Report the number of lines that hold the string "title". Leave out any other text.

EXERCISE DATA:
══════════

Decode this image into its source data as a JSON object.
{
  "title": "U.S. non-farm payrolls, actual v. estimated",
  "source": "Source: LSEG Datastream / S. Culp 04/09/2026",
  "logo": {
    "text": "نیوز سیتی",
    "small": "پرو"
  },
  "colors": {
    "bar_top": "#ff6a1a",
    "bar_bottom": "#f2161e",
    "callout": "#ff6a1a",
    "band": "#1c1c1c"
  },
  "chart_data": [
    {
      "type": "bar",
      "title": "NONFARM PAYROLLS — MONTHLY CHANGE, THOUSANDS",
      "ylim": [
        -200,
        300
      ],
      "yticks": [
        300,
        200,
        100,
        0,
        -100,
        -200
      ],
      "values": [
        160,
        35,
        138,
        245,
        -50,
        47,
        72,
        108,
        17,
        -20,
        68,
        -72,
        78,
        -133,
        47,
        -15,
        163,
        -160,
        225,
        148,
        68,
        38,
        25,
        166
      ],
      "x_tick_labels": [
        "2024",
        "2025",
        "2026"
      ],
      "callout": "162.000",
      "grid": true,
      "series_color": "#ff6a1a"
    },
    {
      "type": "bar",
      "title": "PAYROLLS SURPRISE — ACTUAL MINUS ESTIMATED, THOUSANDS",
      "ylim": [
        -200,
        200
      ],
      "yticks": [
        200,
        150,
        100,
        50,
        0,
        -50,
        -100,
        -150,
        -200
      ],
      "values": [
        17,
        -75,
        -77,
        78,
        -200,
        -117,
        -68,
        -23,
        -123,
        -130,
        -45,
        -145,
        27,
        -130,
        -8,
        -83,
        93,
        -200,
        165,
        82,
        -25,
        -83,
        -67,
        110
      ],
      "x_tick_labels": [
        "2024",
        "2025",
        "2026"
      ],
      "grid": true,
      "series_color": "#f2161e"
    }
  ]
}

══════════

RESPONSE: 3